# Start of EXTRACTED ENTRIES
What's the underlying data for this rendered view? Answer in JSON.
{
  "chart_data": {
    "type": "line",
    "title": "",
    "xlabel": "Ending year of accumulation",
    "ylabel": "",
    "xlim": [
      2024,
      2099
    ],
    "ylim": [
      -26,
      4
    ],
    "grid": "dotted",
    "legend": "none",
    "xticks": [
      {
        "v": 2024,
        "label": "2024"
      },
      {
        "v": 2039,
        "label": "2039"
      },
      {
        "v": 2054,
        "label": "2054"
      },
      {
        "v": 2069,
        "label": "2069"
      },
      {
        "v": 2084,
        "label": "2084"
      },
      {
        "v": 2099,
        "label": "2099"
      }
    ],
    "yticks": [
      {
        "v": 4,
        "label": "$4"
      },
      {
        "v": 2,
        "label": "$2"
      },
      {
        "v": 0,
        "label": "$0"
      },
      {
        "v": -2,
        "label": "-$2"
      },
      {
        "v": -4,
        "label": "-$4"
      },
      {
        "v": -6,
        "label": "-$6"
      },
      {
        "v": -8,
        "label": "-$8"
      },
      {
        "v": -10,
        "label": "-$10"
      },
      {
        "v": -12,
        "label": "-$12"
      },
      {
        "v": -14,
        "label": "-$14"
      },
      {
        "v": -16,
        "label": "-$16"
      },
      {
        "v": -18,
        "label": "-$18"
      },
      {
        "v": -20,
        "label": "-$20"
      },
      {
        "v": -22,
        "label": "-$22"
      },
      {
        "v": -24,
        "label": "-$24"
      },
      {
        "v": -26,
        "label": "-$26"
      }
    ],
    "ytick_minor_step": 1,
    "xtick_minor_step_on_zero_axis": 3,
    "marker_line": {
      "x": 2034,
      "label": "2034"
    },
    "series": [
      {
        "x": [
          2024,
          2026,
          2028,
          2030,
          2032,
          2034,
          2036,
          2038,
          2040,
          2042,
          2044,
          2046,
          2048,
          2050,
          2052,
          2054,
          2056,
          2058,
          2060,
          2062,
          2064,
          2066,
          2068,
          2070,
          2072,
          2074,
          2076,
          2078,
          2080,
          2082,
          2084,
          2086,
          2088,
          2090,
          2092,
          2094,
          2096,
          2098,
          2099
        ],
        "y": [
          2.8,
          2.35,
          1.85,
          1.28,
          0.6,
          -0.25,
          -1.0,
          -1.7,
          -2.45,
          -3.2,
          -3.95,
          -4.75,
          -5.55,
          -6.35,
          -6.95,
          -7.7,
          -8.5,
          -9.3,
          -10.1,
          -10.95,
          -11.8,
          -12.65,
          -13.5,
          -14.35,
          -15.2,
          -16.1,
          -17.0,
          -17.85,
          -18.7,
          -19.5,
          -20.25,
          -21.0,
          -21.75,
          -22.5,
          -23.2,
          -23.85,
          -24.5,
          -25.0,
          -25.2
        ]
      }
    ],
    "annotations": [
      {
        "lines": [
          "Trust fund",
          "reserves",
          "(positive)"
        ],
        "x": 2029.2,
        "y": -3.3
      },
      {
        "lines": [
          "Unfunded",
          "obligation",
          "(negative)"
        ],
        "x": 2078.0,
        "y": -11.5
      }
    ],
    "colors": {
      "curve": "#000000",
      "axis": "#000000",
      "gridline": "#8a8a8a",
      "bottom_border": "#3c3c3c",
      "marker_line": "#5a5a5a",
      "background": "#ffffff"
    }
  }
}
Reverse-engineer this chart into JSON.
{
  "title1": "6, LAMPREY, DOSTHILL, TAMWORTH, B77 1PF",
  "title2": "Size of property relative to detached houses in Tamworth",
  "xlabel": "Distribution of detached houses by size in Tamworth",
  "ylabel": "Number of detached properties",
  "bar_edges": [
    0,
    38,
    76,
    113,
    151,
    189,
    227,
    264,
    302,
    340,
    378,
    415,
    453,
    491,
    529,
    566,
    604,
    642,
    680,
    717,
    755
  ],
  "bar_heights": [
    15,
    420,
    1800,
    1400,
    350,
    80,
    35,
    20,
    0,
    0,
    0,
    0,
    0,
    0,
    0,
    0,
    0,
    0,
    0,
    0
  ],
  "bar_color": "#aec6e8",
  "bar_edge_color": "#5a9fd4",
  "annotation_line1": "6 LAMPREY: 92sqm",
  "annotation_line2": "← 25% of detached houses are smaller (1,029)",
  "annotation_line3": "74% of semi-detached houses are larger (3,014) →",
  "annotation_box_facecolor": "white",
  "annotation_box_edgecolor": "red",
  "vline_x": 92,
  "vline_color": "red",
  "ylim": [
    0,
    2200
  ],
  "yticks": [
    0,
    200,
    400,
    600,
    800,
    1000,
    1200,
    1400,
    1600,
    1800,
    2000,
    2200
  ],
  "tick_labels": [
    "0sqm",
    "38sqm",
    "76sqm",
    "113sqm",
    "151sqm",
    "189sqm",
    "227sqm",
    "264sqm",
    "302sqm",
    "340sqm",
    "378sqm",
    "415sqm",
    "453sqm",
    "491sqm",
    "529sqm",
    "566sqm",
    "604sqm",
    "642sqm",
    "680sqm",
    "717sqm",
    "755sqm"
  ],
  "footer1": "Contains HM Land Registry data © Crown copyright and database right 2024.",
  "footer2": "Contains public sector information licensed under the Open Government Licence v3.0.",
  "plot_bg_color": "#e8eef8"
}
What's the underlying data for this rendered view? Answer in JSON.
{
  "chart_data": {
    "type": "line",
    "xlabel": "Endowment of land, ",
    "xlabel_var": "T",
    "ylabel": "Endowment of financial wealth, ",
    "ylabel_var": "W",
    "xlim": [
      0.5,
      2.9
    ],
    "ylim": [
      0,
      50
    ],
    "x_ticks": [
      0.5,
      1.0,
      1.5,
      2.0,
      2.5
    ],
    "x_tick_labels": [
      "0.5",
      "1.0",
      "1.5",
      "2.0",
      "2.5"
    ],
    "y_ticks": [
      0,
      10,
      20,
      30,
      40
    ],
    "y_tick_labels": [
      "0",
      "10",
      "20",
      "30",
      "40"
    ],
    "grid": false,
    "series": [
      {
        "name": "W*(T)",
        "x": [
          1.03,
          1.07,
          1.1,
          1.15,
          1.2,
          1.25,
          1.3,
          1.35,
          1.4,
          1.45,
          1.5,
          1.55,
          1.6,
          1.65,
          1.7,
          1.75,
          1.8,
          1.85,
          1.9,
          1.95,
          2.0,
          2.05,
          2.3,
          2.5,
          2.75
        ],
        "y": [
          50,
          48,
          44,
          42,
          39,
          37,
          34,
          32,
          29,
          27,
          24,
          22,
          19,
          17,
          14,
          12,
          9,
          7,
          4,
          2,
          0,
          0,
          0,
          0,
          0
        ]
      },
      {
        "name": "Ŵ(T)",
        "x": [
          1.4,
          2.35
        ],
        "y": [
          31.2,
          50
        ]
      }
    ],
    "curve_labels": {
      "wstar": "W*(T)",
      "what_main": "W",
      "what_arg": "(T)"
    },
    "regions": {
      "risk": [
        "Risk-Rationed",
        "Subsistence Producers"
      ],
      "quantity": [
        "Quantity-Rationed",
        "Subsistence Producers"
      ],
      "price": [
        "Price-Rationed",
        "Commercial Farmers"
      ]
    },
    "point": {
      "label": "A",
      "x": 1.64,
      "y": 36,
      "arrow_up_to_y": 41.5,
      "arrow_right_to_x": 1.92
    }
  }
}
# End of EXTRACTED ENTRIES
WHAT THE EXERCISE ASKS: Copy each entry exactly, with nothing added or dropped.

OUTPUT OF THE TASK:
What's the underlying data for this rendered view? Answer in JSON.
{
  "chart_data": {
    "type": "line",
    "title": "",
    "xlabel": "Ending year of accumulation",
    "ylabel": "",
    "xlim": [
      2024,
      2099
    ],
    "ylim": [
      -26,
      4
    ],
    "grid": "dotted",
    "legend": "none",
    "xticks": [
      {
        "v": 2024,
        "label": "2024"
      },
      {
        "v": 2039,
        "label": "2039"
      },
      {
        "v": 2054,
        "label": "2054"
      },
      {
        "v": 2069,
        "label": "2069"
      },
      {
        "v": 2084,
        "label": "2084"
      },
      {
        "v": 2099,
        "label": "2099"
      }
    ],
    "yticks": [
      {
        "v": 4,
        "label": "$4"
      },
      {
        "v": 2,
        "label": "$2"
      },
      {
        "v": 0,
        "label": "$0"
      },
      {
        "v": -2,
        "label": "-$2"
      },
      {
        "v": -4,
        "label": "-$4"
      },
      {
        "v": -6,
        "label": "-$6"
      },
      {
        "v": -8,
        "label": "-$8"
      },
      {
        "v": -10,
        "label": "-$10"
      },
      {
        "v": -12,
        "label": "-$12"
      },
      {
        "v": -14,
        "label": "-$14"
      },
      {
        "v": -16,
        "label": "-$16"
      },
      {
        "v": -18,
        "label": "-$18"
      },
      {
        "v": -20,
        "label": "-$20"
      },
      {
        "v": -22,
        "label": "-$22"
      },
      {
        "v": -24,
        "label": "-$24"
      },
      {
        "v": -26,
        "label": "-$26"
      }
    ],
    "ytick_minor_step": 1,
    "xtick_minor_step_on_zero_axis": 3,
    "marker_line": {
      "x": 2034,
      "label": "2034"
    },
    "series": [
      {
        "x": [
          2024,
          2026,
          2028,
          2030,
          2032,
          2034,
          2036,
          2038,
          2040,
          2042,
          2044,
          2046,
          2048,
          2050,
          2052,
          2054,
          2056,
          2058,
          2060,
          2062,
          2064,
          2066,
          2068,
          2070,
          2072,
          2074,
          2076,
          2078,
          2080,
          2082,
          2084,
          2086,
          2088,
          2090,
          2092,
          2094,
          2096,
          2098,
          2099
        ],
        "y": [
          2.8,
          2.35,
          1.85,
          1.28,
          0.6,
          -0.25,
          -1.0,
          -1.7,
          -2.45,
          -3.2,
          -3.95,
          -4.75,
          -5.55,
          -6.35,
          -6.95,
          -7.7,
          -8.5,
          -9.3,
          -10.1,
          -10.95,
          -11.8,
          -12.65,
          -13.5,
          -14.35,
          -15.2,
          -16.1,
          -17.0,
          -17.85,
          -18.7,
          -19.5,
          -20.25,
          -21.0,
          -21.75,
          -22.5,
          -23.2,
          -23.85,
          -24.5,
          -25.0,
          -25.2
        ]
      }
    ],
    "annotations": [
      {
        "lines": [
          "Trust fund",
          "reserves",
          "(positive)"
        ],
        "x": 2029.2,
        "y": -3.3
      },
      {
        "lines": [
          "Unfunded",
          "obligation",
          "(negative)"
        ],
        "x": 2078.0,
        "y": -11.5
      }
    ],
    "colors": {
      "curve": "#000000",
      "axis": "#000000",
      "gridline": "#8a8a8a",
      "bottom_border": "#3c3c3c",
      "marker_line": "#5a5a5a",
      "background": "#ffffff"
    }
  }
}
Reverse-engineer this chart into JSON.
{
  "title1": "6, LAMPREY, DOSTHILL, TAMWORTH, B77 1PF",
  "title2": "Size of property relative to detached houses in Tamworth",
  "xlabel": "Distribution of detached houses by size in Tamworth",
  "ylabel": "Number of detached properties",
  "bar_edges": [
    0,
    38,
    76,
    113,
    151,
    189,
    227,
    264,
    302,
    340,
    378,
    415,
    453,
    491,
    529,
    566,
    604,
    642,
    680,
    717,
    755
  ],
  "bar_heights": [
    15,
    420,
    1800,
    1400,
    350,
    80,
    35,
    20,
    0,
    0,
    0,
    0,
    0,
    0,
    0,
    0,
    0,
    0,
    0,
    0
  ],
  "bar_color": "#aec6e8",
  "bar_edge_color": "#5a9fd4",
  "annotation_line1": "6 LAMPREY: 92sqm",
  "annotation_line2": "← 25% of detached houses are smaller (1,029)",
  "annotation_line3": "74% of semi-detached houses are larger (3,014) →",
  "annotation_box_facecolor": "white",
  "annotation_box_edgecolor": "red",
  "vline_x": 92,
  "vline_color": "red",
  "ylim": [
    0,
    2200
  ],
  "yticks": [
    0,
    200,
    400,
    600,
    800,
    1000,
    1200,
    1400,
    1600,
    1800,
    2000,
    2200
  ],
  "tick_labels": [
    "0sqm",
    "38sqm",
    "76sqm",
    "113sqm",
    "151sqm",
    "189sqm",
    "227sqm",
    "264sqm",
    "302sqm",
    "340sqm",
    "378sqm",
    "415sqm",
    "453sqm",
    "491sqm",
    "529sqm",
    "566sqm",
    "604sqm",
    "642sqm",
    "680sqm",
    "717sqm",
    "755sqm"
  ],
  "footer1": "Contains HM Land Registry data © Crown copyright and database right 2024.",
  "footer2": "Contains public sector information licensed under the Open Government Licence v3.0.",
  "plot_bg_color": "#e8eef8"
}
What's the underlying data for this rendered view? Answer in JSON.
{
  "chart_data": {
    "type": "line",
    "xlabel": "Endowment of land, ",
    "xlabel_var": "T",
    "ylabel": "Endowment of financial wealth, ",
    "ylabel_var": "W",
    "xlim": [
      0.5,
      2.9
    ],
    "ylim": [
      0,
      50
    ],
    "x_ticks": [
      0.5,
      1.0,
      1.5,
      2.0,
      2.5
    ],
    "x_tick_labels": [
      "0.5",
      "1.0",
      "1.5",
      "2.0",
      "2.5"
    ],
    "y_ticks": [
      0,
      10,
      20,
      30,
      40
    ],
    "y_tick_labels": [
      "0",
      "10",
      "20",
      "30",
      "40"
    ],
    "grid": false,
    "series": [
      {
        "name": "W*(T)",
        "x": [
          1.03,
          1.07,
          1.1,
          1.15,
          1.2,
          1.25,
          1.3,
          1.35,
          1.4,
          1.45,
          1.5,
          1.55,
          1.6,
          1.65,
          1.7,
          1.75,
          1.8,
          1.85,
          1.9,
          1.95,
          2.0,
          2.05,
          2.3,
          2.5,
          2.75
        ],
        "y": [
          50,
          48,
          44,
          42,
          39,
          37,
          34,
          32,
          29,
          27,
          24,
          22,
          19,
          17,
          14,
          12,
          9,
          7,
          4,
          2,
          0,
          0,
          0,
          0,
          0
        ]
      },
      {
        "name": "Ŵ(T)",
        "x": [
          1.4,
          2.35
        ],
        "y": [
          31.2,
          50
        ]
      }
    ],
    "curve_labels": {
      "wstar": "W*(T)",
      "what_main": "W",
      "what_arg": "(T)"
    },
    "regions": {
      "risk": [
        "Risk-Rationed",
        "Subsistence Producers"
      ],
      "quantity": [
        "Quantity-Rationed",
        "Subsistence Producers"
      ],
      "price": [
        "Price-Rationed",
        "Commercial Farmers"
      ]
    },
    "point": {
      "label": "A",
      "x": 1.64,
      "y": 36,
      "arrow_up_to_y": 41.5,
      "arrow_right_to_x": 1.92
    }
  }
}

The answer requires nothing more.